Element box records
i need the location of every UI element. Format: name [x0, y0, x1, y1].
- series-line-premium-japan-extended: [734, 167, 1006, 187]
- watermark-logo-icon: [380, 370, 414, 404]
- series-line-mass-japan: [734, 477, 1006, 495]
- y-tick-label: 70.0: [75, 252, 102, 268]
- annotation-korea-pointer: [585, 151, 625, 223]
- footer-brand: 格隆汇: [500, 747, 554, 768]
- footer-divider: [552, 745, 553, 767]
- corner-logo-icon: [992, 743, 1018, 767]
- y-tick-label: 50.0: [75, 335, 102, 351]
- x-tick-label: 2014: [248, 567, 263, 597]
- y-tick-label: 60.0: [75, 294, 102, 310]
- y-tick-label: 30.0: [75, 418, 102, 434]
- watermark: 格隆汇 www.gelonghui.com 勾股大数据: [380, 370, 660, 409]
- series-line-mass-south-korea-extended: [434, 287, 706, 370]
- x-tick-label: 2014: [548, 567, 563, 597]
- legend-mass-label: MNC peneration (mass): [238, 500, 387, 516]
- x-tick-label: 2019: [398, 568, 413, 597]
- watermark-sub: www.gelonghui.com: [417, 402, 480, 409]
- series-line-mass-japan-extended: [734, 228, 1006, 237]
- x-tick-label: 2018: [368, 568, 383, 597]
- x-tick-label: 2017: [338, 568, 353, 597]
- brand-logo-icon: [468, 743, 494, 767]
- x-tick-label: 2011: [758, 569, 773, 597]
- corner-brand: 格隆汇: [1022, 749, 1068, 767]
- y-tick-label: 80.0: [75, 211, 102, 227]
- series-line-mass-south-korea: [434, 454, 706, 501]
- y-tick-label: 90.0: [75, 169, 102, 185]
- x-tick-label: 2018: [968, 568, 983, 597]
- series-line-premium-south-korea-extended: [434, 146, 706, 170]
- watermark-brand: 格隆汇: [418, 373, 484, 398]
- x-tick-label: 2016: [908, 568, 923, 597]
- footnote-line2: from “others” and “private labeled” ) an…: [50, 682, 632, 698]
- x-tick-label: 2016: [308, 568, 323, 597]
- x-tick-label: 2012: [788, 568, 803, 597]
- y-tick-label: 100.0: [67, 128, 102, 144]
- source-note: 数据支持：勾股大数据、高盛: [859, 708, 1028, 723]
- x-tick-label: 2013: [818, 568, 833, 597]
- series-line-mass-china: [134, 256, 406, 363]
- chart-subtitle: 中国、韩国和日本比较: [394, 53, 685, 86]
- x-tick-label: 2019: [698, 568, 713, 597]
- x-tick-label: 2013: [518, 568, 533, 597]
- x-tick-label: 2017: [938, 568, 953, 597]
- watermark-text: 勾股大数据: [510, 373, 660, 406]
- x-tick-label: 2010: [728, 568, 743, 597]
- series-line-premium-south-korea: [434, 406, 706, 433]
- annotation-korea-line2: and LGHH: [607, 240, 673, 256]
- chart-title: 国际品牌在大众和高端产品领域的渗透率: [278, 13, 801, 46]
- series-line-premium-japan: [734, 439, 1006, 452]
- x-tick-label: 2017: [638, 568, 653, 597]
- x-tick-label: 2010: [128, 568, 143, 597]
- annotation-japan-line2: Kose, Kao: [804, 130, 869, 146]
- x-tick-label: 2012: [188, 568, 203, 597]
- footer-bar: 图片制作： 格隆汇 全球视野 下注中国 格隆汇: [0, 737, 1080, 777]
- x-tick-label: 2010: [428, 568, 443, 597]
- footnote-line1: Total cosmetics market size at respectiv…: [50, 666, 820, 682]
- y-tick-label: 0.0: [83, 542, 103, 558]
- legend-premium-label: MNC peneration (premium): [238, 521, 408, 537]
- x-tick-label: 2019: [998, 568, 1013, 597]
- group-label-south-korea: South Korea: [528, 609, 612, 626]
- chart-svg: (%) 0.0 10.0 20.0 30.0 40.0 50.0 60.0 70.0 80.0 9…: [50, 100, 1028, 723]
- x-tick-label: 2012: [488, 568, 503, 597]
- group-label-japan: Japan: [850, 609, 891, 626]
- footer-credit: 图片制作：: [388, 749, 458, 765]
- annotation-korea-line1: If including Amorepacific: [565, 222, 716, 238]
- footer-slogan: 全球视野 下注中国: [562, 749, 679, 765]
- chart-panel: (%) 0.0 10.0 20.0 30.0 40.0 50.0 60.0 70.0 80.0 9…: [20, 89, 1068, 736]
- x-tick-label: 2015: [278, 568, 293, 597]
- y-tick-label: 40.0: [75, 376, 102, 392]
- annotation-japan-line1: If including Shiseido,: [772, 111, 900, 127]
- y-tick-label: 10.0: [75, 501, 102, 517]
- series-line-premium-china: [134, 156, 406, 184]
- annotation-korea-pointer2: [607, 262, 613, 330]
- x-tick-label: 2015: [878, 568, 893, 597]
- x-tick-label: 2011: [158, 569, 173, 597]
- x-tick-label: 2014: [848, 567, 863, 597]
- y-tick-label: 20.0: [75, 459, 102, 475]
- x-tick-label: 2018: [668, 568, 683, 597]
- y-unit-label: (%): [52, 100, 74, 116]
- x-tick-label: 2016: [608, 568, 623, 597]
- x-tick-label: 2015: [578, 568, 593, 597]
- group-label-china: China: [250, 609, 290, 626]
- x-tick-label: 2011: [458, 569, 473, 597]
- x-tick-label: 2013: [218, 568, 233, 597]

Short problem: Reproduce the entries verbatim, starting with the first and ending with the line that contains "- y-tick-label: 60.0: [75, 294, 102, 310]", including both.

Output of the exercise:
i need the location of every UI element. Format: name [x0, y0, x1, y1].
- series-line-premium-japan-extended: [734, 167, 1006, 187]
- watermark-logo-icon: [380, 370, 414, 404]
- series-line-mass-japan: [734, 477, 1006, 495]
- y-tick-label: 70.0: [75, 252, 102, 268]
- annotation-korea-pointer: [585, 151, 625, 223]
- footer-brand: 格隆汇: [500, 747, 554, 768]
- footer-divider: [552, 745, 553, 767]
- corner-logo-icon: [992, 743, 1018, 767]
- y-tick-label: 50.0: [75, 335, 102, 351]
- x-tick-label: 2014: [248, 567, 263, 597]
- y-tick-label: 60.0: [75, 294, 102, 310]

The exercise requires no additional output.